* [Description of the task] Copy the entries below word for word, starting at their first line and ending with the line that contains "Polygon shape [893,126,913,145]", both lines included.

* [Dataset excerpts]
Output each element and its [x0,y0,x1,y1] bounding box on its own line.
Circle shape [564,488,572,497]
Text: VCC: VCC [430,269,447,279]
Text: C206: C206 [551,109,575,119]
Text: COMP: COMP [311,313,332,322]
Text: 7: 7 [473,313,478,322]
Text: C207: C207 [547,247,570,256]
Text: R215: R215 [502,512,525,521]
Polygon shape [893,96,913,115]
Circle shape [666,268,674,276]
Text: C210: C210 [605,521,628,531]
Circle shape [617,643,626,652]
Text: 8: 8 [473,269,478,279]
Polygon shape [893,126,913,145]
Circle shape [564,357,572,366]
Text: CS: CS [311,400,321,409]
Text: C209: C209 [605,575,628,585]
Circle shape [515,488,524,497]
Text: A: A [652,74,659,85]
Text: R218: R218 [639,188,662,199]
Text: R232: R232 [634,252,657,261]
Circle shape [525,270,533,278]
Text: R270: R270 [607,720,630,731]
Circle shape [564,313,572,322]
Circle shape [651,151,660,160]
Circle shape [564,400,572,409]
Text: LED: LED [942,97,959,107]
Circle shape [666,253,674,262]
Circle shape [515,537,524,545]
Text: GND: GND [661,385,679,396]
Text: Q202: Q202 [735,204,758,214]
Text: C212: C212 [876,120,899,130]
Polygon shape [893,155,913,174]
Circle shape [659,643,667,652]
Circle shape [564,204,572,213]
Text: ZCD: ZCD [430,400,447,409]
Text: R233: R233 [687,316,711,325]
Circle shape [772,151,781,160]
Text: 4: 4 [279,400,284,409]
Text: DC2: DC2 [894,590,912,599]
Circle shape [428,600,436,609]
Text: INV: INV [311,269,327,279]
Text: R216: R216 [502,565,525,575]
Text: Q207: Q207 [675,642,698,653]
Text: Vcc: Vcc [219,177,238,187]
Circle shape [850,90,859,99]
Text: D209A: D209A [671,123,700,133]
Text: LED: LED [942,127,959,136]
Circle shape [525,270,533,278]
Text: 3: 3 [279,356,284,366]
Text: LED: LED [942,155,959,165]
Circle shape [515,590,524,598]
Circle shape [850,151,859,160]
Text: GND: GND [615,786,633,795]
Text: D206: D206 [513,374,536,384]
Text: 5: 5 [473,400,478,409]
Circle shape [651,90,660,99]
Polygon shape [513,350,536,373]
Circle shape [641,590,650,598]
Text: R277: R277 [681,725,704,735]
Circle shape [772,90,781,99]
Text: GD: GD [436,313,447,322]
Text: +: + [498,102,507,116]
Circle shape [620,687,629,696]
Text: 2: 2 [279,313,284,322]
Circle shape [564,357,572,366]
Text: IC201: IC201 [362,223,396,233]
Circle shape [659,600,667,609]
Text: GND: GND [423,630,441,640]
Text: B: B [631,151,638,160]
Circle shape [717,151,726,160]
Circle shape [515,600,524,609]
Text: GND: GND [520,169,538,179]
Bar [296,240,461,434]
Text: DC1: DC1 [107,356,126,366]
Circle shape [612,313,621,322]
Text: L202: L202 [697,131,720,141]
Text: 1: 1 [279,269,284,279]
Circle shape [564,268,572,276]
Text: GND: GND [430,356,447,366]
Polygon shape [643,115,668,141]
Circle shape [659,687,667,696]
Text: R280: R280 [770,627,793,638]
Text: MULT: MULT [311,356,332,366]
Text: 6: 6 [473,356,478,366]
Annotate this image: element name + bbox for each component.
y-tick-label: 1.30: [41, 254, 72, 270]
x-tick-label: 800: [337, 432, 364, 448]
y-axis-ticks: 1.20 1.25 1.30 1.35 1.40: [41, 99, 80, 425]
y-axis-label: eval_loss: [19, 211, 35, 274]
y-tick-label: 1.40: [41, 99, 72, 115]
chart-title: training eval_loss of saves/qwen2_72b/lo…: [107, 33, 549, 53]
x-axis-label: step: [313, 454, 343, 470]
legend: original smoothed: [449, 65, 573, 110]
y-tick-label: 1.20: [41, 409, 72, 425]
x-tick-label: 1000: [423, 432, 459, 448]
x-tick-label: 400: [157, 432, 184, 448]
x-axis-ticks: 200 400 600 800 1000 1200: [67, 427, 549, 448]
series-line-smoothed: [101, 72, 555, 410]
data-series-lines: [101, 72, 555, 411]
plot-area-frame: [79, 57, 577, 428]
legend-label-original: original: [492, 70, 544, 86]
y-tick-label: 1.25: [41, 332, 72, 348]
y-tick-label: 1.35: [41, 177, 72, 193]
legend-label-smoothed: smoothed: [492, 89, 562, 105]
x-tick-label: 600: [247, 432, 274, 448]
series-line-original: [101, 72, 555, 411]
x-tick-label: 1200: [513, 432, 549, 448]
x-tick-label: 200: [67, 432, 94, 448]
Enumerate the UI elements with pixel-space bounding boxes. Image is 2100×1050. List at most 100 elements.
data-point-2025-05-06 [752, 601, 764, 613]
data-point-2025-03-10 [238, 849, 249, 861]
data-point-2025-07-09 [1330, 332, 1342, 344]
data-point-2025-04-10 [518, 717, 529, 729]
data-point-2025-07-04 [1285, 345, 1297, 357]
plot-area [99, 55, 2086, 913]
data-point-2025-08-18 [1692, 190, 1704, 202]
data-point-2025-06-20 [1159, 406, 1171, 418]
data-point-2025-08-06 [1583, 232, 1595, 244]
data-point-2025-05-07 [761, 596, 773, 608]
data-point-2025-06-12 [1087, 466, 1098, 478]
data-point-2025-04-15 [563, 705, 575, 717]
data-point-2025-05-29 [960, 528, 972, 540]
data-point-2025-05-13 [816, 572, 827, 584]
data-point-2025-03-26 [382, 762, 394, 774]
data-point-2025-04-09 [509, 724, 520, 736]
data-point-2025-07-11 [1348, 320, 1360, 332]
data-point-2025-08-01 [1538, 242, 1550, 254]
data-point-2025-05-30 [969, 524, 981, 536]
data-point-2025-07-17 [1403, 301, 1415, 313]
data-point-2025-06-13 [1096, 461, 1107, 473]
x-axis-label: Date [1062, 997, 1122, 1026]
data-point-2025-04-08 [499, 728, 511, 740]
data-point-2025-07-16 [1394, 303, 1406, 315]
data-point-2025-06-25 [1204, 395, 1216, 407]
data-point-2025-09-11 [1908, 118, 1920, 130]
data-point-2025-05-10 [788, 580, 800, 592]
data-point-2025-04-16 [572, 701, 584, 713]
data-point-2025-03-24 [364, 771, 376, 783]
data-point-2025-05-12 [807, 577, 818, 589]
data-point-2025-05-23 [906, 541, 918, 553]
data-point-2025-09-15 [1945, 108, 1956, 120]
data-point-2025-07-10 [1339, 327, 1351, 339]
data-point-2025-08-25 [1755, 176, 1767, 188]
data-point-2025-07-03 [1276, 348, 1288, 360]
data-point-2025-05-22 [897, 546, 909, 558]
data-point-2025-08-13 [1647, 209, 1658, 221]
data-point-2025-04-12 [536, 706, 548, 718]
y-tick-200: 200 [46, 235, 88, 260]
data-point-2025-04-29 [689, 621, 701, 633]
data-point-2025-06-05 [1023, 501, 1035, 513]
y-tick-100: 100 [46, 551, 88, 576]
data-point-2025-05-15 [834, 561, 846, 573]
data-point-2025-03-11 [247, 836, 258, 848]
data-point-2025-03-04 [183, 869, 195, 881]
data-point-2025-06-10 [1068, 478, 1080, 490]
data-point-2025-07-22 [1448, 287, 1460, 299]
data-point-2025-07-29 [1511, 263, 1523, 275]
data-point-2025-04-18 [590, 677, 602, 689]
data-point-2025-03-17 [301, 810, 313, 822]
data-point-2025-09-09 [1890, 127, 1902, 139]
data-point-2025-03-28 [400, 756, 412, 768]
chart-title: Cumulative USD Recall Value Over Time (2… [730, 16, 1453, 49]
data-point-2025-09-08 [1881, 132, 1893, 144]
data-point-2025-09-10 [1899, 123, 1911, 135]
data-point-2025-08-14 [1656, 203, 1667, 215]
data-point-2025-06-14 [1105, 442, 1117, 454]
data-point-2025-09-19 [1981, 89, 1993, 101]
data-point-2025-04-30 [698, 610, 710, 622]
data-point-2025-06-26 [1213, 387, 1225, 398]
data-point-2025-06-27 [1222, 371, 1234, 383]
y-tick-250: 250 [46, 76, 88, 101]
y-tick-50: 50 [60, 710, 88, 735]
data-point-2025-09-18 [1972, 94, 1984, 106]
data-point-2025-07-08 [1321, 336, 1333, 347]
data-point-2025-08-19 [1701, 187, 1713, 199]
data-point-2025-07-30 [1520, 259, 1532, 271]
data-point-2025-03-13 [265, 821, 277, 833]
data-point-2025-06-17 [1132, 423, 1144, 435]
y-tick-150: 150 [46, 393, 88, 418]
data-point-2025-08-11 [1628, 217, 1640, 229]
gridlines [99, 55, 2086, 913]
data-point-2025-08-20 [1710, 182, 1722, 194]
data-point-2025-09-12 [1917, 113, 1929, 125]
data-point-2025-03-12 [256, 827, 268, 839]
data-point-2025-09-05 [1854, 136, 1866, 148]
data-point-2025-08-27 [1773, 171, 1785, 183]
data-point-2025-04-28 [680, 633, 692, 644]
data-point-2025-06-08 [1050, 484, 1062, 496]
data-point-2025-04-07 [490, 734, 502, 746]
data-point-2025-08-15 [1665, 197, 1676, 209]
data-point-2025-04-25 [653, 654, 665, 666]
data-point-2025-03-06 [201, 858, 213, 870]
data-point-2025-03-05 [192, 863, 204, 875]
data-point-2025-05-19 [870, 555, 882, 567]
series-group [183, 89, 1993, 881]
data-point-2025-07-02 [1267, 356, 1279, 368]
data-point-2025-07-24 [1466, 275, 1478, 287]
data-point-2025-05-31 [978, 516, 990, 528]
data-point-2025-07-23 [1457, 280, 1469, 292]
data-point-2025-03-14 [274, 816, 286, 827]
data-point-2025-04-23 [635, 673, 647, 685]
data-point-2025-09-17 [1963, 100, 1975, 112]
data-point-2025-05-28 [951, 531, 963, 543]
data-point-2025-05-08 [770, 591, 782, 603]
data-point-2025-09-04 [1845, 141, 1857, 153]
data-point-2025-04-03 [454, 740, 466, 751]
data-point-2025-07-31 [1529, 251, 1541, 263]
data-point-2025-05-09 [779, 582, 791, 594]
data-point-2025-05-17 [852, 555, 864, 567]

* [Finished task]
Output each element and its [x0,y0,x1,y1] bounding box on its own line.
Circle shape [564,488,572,497]
Text: VCC: VCC [430,269,447,279]
Text: C206: C206 [551,109,575,119]
Text: COMP: COMP [311,313,332,322]
Text: 7: 7 [473,313,478,322]
Text: C207: C207 [547,247,570,256]
Text: R215: R215 [502,512,525,521]
Polygon shape [893,96,913,115]
Circle shape [666,268,674,276]
Text: C210: C210 [605,521,628,531]
Circle shape [617,643,626,652]
Text: 8: 8 [473,269,478,279]
Polygon shape [893,126,913,145]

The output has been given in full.